--- BEGIN Supplied records ---

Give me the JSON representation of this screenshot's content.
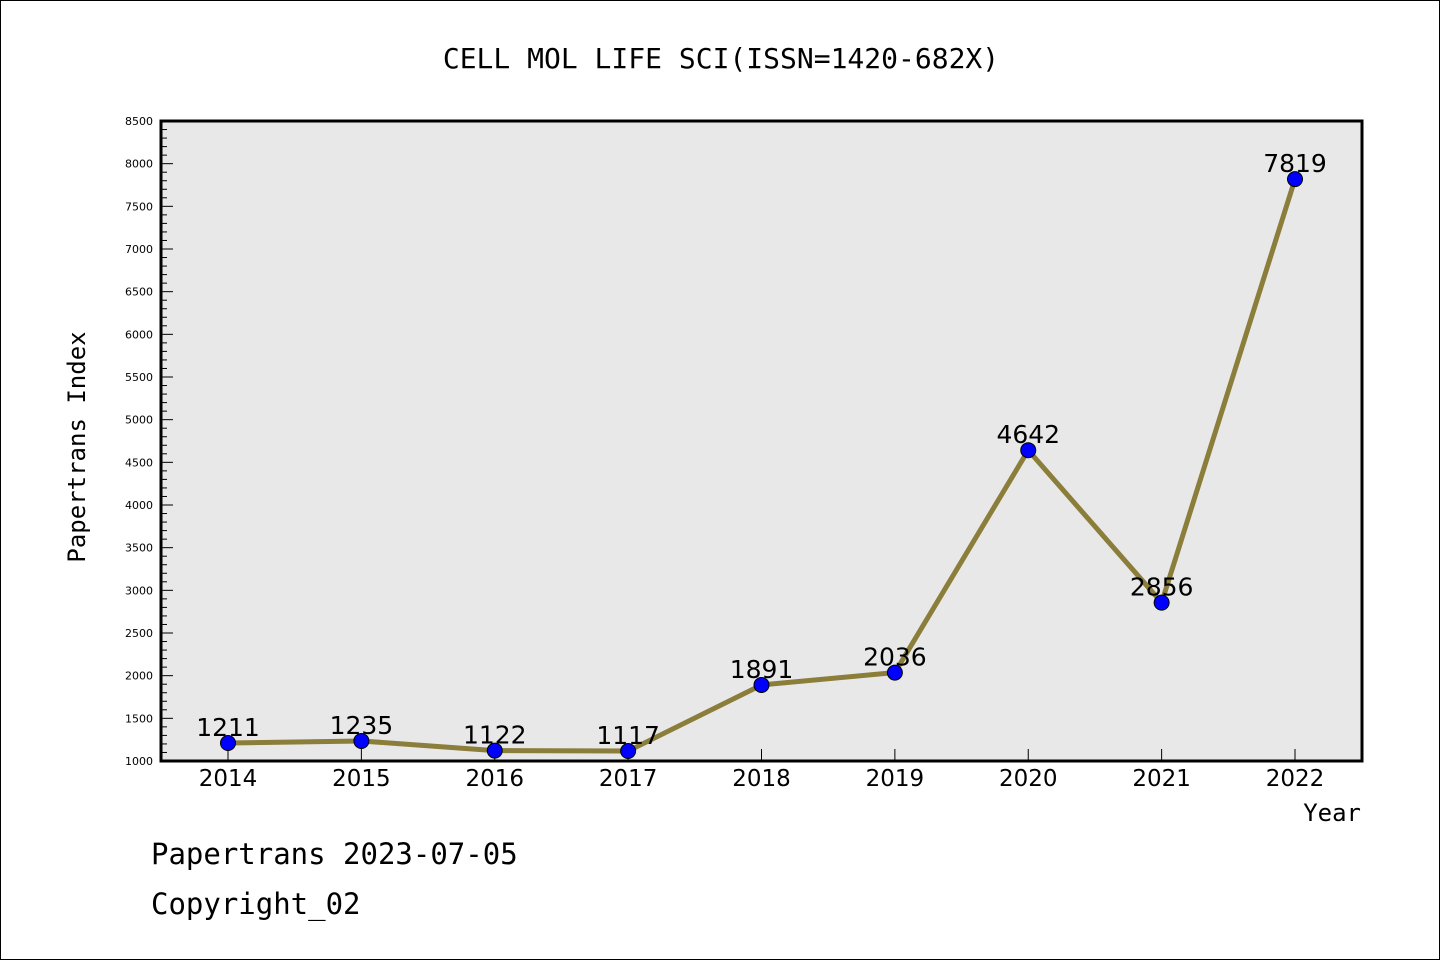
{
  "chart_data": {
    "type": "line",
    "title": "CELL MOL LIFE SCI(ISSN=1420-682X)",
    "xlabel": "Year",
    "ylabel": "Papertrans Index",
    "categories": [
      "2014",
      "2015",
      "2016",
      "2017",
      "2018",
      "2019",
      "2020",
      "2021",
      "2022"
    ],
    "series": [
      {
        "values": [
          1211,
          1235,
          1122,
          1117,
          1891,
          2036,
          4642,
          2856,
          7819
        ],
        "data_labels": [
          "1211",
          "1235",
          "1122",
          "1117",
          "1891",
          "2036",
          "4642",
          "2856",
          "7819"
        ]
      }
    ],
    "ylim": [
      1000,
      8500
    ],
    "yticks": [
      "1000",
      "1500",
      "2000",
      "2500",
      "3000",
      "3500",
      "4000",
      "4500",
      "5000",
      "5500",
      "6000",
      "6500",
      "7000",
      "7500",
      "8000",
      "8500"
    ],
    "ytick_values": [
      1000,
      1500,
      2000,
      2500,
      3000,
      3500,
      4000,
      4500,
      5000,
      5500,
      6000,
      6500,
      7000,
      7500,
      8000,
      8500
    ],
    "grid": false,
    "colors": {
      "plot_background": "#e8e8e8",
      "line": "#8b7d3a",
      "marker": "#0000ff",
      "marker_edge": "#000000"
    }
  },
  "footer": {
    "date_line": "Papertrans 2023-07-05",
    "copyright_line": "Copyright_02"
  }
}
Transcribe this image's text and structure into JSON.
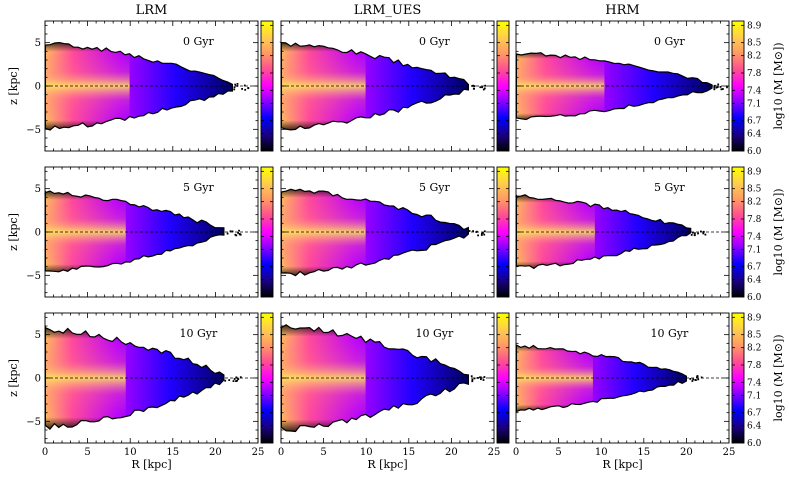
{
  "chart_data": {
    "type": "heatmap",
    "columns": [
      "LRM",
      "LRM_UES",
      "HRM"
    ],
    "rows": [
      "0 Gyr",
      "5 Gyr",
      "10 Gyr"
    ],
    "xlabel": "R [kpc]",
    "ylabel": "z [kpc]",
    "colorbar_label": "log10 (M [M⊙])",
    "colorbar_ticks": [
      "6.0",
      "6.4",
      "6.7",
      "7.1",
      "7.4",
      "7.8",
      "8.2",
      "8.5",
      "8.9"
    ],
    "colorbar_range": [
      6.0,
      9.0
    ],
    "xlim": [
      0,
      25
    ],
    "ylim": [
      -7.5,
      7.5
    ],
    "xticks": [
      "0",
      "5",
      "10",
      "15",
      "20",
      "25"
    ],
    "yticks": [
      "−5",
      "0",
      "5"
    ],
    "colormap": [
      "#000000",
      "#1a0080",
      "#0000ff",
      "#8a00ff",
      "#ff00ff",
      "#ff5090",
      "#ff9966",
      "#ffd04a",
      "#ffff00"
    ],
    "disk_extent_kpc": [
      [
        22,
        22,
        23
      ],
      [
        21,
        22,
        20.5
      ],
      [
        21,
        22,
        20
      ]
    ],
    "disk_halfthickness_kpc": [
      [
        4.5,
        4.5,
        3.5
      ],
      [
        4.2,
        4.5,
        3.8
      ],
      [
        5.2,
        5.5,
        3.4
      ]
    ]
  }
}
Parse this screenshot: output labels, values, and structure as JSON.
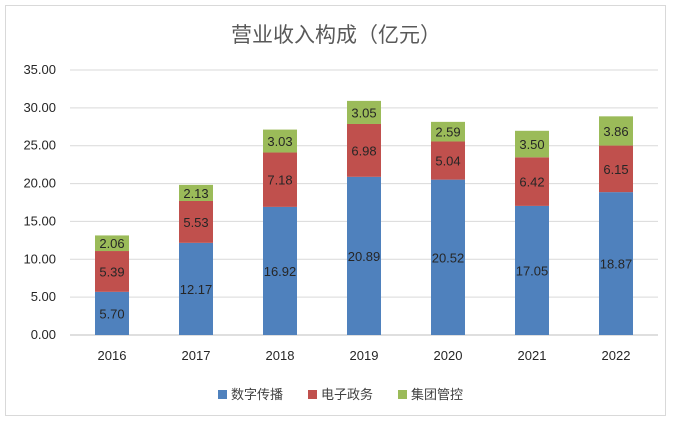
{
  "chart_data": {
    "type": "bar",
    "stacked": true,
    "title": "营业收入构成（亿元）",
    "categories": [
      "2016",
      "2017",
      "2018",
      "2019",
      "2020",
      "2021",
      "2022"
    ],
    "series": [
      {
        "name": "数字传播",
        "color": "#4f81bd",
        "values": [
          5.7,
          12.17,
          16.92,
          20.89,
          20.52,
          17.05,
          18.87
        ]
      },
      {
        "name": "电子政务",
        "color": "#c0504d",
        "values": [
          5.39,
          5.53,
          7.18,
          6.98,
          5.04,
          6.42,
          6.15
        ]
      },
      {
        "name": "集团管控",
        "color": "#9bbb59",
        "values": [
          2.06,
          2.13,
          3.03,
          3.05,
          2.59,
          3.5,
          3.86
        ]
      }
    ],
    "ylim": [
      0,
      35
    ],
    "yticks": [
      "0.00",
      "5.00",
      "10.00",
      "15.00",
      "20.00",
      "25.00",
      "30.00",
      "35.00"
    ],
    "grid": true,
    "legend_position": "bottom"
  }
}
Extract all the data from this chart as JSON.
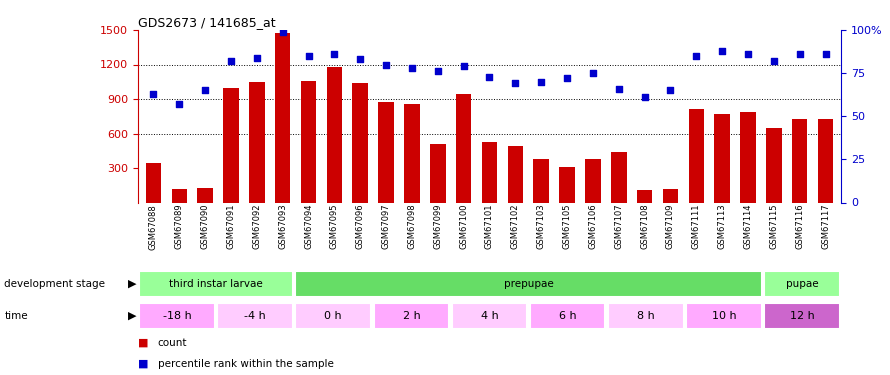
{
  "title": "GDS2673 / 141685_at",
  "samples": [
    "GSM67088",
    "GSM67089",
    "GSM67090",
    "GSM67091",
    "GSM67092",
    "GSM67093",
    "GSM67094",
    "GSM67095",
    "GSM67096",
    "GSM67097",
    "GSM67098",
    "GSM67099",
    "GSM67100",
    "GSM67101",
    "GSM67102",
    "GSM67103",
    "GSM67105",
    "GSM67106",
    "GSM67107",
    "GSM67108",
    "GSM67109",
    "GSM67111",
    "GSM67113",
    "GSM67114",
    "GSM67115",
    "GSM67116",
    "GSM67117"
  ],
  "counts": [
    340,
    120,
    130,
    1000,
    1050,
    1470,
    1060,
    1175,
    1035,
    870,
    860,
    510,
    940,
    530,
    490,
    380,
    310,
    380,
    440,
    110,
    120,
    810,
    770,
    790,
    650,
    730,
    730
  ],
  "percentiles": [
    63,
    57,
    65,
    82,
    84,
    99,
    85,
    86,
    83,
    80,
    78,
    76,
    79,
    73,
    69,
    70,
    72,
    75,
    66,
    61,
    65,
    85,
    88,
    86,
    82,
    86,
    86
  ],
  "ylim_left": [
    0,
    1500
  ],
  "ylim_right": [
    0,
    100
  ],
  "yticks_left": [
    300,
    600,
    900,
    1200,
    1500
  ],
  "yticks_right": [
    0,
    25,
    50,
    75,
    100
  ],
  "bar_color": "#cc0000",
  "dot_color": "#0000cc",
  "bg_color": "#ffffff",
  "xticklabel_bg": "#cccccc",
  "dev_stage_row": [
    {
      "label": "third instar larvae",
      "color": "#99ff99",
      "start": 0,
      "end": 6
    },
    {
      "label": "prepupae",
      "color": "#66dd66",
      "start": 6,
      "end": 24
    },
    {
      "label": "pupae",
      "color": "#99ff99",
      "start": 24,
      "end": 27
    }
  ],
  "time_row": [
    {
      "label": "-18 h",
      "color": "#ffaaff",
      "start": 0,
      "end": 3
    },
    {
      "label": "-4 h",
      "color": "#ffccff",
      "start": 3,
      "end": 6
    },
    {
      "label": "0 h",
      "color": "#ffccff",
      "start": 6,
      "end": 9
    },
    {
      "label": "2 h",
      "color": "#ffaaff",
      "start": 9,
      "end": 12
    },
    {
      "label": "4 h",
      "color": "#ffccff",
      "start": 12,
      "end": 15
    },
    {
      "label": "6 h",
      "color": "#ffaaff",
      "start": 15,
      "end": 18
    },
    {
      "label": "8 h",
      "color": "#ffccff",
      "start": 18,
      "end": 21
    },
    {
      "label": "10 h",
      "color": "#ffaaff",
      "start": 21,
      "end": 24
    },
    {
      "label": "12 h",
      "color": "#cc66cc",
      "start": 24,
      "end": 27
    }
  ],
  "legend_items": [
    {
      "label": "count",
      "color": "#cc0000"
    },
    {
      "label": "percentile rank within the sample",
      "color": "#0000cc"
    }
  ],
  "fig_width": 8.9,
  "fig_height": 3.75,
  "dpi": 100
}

--- END Supplied records ---

*Instructions for the task*
Using the material above, gather every line that includes "this".

*The reply*
Give me the JSON representation of this screenshot's content.
Transcribe this image's text and structure into JSON.
Parse this screenshot: output labels, values, and structure as JSON.
Extract all the data from this chart as JSON.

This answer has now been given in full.